• EXERCISE PROMPT: Repeat all of the records verbatim.

======

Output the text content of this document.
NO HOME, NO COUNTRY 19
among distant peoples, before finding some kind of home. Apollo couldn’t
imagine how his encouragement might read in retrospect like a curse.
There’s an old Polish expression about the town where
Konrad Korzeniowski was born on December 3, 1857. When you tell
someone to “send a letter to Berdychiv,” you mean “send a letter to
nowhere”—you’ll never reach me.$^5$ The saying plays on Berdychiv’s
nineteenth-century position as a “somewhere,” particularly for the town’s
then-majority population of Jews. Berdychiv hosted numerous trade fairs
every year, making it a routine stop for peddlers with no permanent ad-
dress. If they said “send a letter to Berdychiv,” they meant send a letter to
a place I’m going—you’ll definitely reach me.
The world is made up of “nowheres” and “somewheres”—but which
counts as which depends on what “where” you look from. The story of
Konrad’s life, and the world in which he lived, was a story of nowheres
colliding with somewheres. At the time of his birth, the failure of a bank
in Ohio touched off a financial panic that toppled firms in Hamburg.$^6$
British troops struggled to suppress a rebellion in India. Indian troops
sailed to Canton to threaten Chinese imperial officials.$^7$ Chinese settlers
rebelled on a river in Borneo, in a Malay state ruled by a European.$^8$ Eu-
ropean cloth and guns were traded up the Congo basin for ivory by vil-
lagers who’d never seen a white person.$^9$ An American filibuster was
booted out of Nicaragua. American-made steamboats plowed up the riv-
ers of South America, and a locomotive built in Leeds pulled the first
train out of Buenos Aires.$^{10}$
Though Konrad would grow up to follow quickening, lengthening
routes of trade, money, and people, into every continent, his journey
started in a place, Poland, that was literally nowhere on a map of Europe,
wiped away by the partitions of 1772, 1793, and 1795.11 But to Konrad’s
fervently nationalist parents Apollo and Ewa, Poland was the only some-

======

• PROBLEM SOLUTION:
Output the text content of this document.
NO HOME, NO COUNTRY 19
among distant peoples, before finding some kind of home. Apollo couldn’t
imagine how his encouragement might read in retrospect like a curse.
There’s an old Polish expression about the town where
Konrad Korzeniowski was born on December 3, 1857. When you tell
someone to “send a letter to Berdychiv,” you mean “send a letter to
nowhere”—you’ll never reach me.$^5$ The saying plays on Berdychiv’s
nineteenth-century position as a “somewhere,” particularly for the town’s
then-majority population of Jews. Berdychiv hosted numerous trade fairs
every year, making it a routine stop for peddlers with no permanent ad-
dress. If they said “send a letter to Berdychiv,” they meant send a letter to
a place I’m going—you’ll definitely reach me.
The world is made up of “nowheres” and “somewheres”—but which
counts as which depends on what “where” you look from. The story of
Konrad’s life, and the world in which he lived, was a story of nowheres
colliding with somewheres. At the time of his birth, the failure of a bank
in Ohio touched off a financial panic that toppled firms in Hamburg.$^6$
British troops struggled to suppress a rebellion in India. Indian troops
sailed to Canton to threaten Chinese imperial officials.$^7$ Chinese settlers
rebelled on a river in Borneo, in a Malay state ruled by a European.$^8$ Eu-
ropean cloth and guns were traded up the Congo basin for ivory by vil-
lagers who’d never seen a white person.$^9$ An American filibuster was
booted out of Nicaragua. American-made steamboats plowed up the riv-
ers of South America, and a locomotive built in Leeds pulled the first
train out of Buenos Aires.$^{10}$
Though Konrad would grow up to follow quickening, lengthening
routes of trade, money, and people, into every continent, his journey
started in a place, Poland, that was literally nowhere on a map of Europe,
wiped away by the partitions of 1772, 1793, and 1795.11 But to Konrad’s
fervently nationalist parents Apollo and Ewa, Poland was the only some-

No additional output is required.